__Task instructions__
Below is a block of data; give all of it again word for word.

__Records supplied__

============================================================

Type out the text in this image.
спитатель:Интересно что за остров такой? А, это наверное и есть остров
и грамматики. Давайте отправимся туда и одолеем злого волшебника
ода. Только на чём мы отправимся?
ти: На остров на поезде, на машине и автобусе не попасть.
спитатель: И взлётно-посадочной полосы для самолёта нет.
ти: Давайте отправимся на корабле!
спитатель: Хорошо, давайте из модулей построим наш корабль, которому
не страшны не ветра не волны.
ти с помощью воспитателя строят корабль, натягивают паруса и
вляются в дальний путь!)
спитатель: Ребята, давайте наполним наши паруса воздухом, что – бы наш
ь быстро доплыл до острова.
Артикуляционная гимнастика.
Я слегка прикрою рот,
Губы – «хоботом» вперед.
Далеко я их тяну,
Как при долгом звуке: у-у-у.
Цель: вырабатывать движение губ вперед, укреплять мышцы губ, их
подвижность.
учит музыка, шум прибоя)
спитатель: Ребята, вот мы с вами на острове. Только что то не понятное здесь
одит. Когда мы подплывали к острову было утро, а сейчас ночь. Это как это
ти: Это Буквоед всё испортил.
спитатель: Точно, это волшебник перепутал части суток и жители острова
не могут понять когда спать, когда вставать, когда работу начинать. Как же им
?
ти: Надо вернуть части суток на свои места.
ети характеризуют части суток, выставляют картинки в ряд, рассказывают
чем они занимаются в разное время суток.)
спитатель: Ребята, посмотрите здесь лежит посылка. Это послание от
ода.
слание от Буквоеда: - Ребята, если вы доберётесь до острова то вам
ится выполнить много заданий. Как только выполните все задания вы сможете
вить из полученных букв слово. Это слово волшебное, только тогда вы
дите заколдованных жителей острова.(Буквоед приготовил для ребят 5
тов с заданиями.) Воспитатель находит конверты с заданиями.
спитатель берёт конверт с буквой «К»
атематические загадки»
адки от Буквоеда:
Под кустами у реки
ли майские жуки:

============================================================

__Answer to the exercise__
Type out the text in this image.
спитатель:Интересно что за остров такой? А, это наверное и есть остров
и грамматики. Давайте отправимся туда и одолеем злого волшебника
ода. Только на чём мы отправимся?
ти: На остров на поезде, на машине и автобусе не попасть.
спитатель: И взлётно-посадочной полосы для самолёта нет.
ти: Давайте отправимся на корабле!
спитатель: Хорошо, давайте из модулей построим наш корабль, которому
не страшны не ветра не волны.
ти с помощью воспитателя строят корабль, натягивают паруса и
вляются в дальний путь!)
спитатель: Ребята, давайте наполним наши паруса воздухом, что – бы наш
ь быстро доплыл до острова.
Артикуляционная гимнастика.
Я слегка прикрою рот,
Губы – «хоботом» вперед.
Далеко я их тяну,
Как при долгом звуке: у-у-у.
Цель: вырабатывать движение губ вперед, укреплять мышцы губ, их
подвижность.
учит музыка, шум прибоя)
спитатель: Ребята, вот мы с вами на острове. Только что то не понятное здесь
одит. Когда мы подплывали к острову было утро, а сейчас ночь. Это как это
ти: Это Буквоед всё испортил.
спитатель: Точно, это волшебник перепутал части суток и жители острова
не могут понять когда спать, когда вставать, когда работу начинать. Как же им
?
ти: Надо вернуть части суток на свои места.
ети характеризуют части суток, выставляют картинки в ряд, рассказывают
чем они занимаются в разное время суток.)
спитатель: Ребята, посмотрите здесь лежит посылка. Это послание от
ода.
слание от Буквоеда: - Ребята, если вы доберётесь до острова то вам
ится выполнить много заданий. Как только выполните все задания вы сможете
вить из полученных букв слово. Это слово волшебное, только тогда вы
дите заколдованных жителей острова.(Буквоед приготовил для ребят 5
тов с заданиями.) Воспитатель находит конверты с заданиями.
спитатель берёт конверт с буквой «К»
атематические загадки»
адки от Буквоеда:
Под кустами у реки
ли майские жуки:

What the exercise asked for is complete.